**Your objective**
Write out the records beneath this line exactly as they appear, minus any images.

==== Dataset excerpts

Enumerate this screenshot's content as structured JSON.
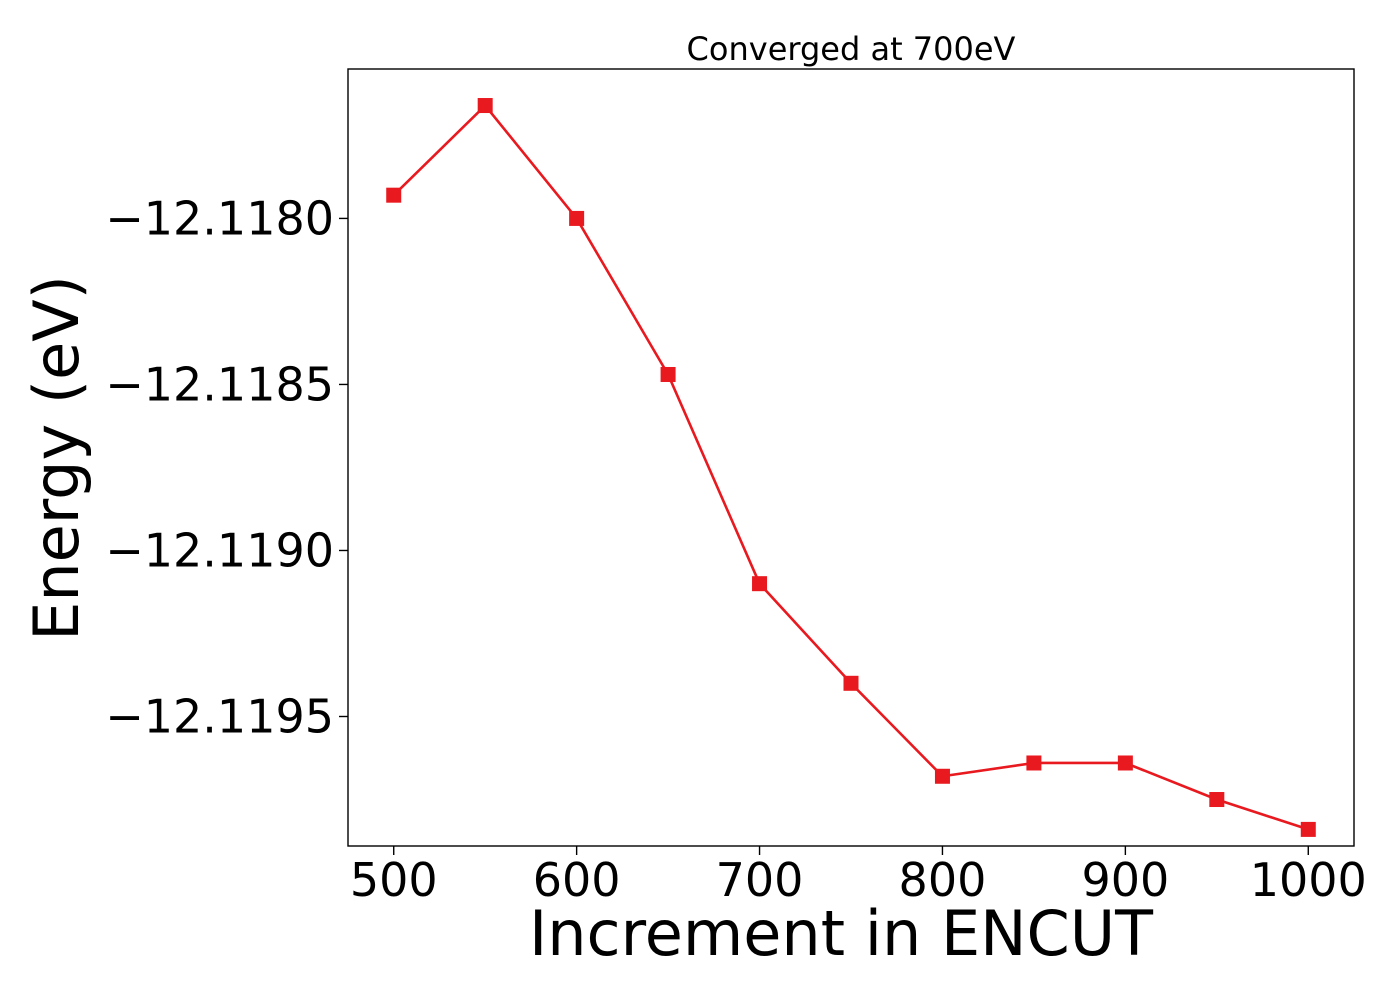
{
  "chart_data": {
    "type": "line",
    "title": "Converged at 700eV",
    "xlabel": "Increment in ENCUT",
    "ylabel": "Energy (eV)",
    "x": [
      500,
      550,
      600,
      650,
      700,
      750,
      800,
      850,
      900,
      950,
      1000
    ],
    "series": [
      {
        "values": [
          -12.11793,
          -12.11766,
          -12.118,
          -12.11847,
          -12.1191,
          -12.1194,
          -12.11968,
          -12.11964,
          -12.11964,
          -12.11975,
          -12.11984
        ],
        "color": "#e8191f",
        "marker": "square"
      }
    ],
    "xlim": [
      475,
      1025
    ],
    "ylim": [
      -12.11989,
      -12.11755
    ],
    "xticks": [
      500,
      600,
      700,
      800,
      900,
      1000
    ],
    "xtick_labels": [
      "500",
      "600",
      "700",
      "800",
      "900",
      "1000"
    ],
    "yticks": [
      -12.118,
      -12.1185,
      -12.119,
      -12.1195
    ],
    "ytick_labels": [
      "−12.1180",
      "−12.1185",
      "−12.1190",
      "−12.1195"
    ],
    "grid": false,
    "legend": "none"
  }
}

========

**Solved problem**
Enumerate this screenshot's content as structured JSON.
{
  "chart_data": {
    "type": "line",
    "title": "Converged at 700eV",
    "xlabel": "Increment in ENCUT",
    "ylabel": "Energy (eV)",
    "x": [
      500,
      550,
      600,
      650,
      700,
      750,
      800,
      850,
      900,
      950,
      1000
    ],
    "series": [
      {
        "values": [
          -12.11793,
          -12.11766,
          -12.118,
          -12.11847,
          -12.1191,
          -12.1194,
          -12.11968,
          -12.11964,
          -12.11964,
          -12.11975,
          -12.11984
        ],
        "color": "#e8191f",
        "marker": "square"
      }
    ],
    "xlim": [
      475,
      1025
    ],
    "ylim": [
      -12.11989,
      -12.11755
    ],
    "xticks": [
      500,
      600,
      700,
      800,
      900,
      1000
    ],
    "xtick_labels": [
      "500",
      "600",
      "700",
      "800",
      "900",
      "1000"
    ],
    "yticks": [
      -12.118,
      -12.1185,
      -12.119,
      -12.1195
    ],
    "ytick_labels": [
      "−12.1180",
      "−12.1185",
      "−12.1190",
      "−12.1195"
    ],
    "grid": false,
    "legend": "none"
  }
}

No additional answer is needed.